Stored items from a collection
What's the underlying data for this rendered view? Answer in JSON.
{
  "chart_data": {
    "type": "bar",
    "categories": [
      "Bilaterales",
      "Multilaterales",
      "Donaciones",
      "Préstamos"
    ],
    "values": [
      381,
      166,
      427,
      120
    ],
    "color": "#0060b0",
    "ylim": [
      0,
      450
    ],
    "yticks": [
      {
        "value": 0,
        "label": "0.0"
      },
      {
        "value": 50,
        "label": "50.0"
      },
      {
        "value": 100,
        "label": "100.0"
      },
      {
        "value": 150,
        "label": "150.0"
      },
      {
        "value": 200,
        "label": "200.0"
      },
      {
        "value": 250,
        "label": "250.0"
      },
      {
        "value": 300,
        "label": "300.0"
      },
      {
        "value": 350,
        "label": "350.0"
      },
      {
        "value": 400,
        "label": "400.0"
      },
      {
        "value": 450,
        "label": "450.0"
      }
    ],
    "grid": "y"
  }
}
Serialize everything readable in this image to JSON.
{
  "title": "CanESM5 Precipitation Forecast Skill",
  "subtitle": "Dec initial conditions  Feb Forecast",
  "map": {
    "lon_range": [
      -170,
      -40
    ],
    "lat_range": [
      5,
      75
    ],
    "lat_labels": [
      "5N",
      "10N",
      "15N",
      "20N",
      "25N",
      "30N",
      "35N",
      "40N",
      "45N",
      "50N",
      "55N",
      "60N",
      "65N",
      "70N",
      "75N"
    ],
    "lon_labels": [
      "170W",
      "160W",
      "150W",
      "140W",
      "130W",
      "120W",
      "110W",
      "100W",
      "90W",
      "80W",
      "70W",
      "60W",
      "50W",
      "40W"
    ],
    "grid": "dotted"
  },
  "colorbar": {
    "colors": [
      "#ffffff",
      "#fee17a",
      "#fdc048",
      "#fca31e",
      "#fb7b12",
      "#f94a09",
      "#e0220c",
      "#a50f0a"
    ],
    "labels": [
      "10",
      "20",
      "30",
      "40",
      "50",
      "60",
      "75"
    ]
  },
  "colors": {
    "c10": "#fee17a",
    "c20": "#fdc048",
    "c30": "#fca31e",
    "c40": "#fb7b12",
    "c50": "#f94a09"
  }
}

TO BE DONE: Output the listing above exactly as it appears.

RESPONSE:
What's the underlying data for this rendered view? Answer in JSON.
{
  "chart_data": {
    "type": "bar",
    "categories": [
      "Bilaterales",
      "Multilaterales",
      "Donaciones",
      "Préstamos"
    ],
    "values": [
      381,
      166,
      427,
      120
    ],
    "color": "#0060b0",
    "ylim": [
      0,
      450
    ],
    "yticks": [
      {
        "value": 0,
        "label": "0.0"
      },
      {
        "value": 50,
        "label": "50.0"
      },
      {
        "value": 100,
        "label": "100.0"
      },
      {
        "value": 150,
        "label": "150.0"
      },
      {
        "value": 200,
        "label": "200.0"
      },
      {
        "value": 250,
        "label": "250.0"
      },
      {
        "value": 300,
        "label": "300.0"
      },
      {
        "value": 350,
        "label": "350.0"
      },
      {
        "value": 400,
        "label": "400.0"
      },
      {
        "value": 450,
        "label": "450.0"
      }
    ],
    "grid": "y"
  }
}
Serialize everything readable in this image to JSON.
{
  "title": "CanESM5 Precipitation Forecast Skill",
  "subtitle": "Dec initial conditions  Feb Forecast",
  "map": {
    "lon_range": [
      -170,
      -40
    ],
    "lat_range": [
      5,
      75
    ],
    "lat_labels": [
      "5N",
      "10N",
      "15N",
      "20N",
      "25N",
      "30N",
      "35N",
      "40N",
      "45N",
      "50N",
      "55N",
      "60N",
      "65N",
      "70N",
      "75N"
    ],
    "lon_labels": [
      "170W",
      "160W",
      "150W",
      "140W",
      "130W",
      "120W",
      "110W",
      "100W",
      "90W",
      "80W",
      "70W",
      "60W",
      "50W",
      "40W"
    ],
    "grid": "dotted"
  },
  "colorbar": {
    "colors": [
      "#ffffff",
      "#fee17a",
      "#fdc048",
      "#fca31e",
      "#fb7b12",
      "#f94a09",
      "#e0220c",
      "#a50f0a"
    ],
    "labels": [
      "10",
      "20",
      "30",
      "40",
      "50",
      "60",
      "75"
    ]
  },
  "colors": {
    "c10": "#fee17a",
    "c20": "#fdc048",
    "c30": "#fca31e",
    "c40": "#fb7b12",
    "c50": "#f94a09"
  }
}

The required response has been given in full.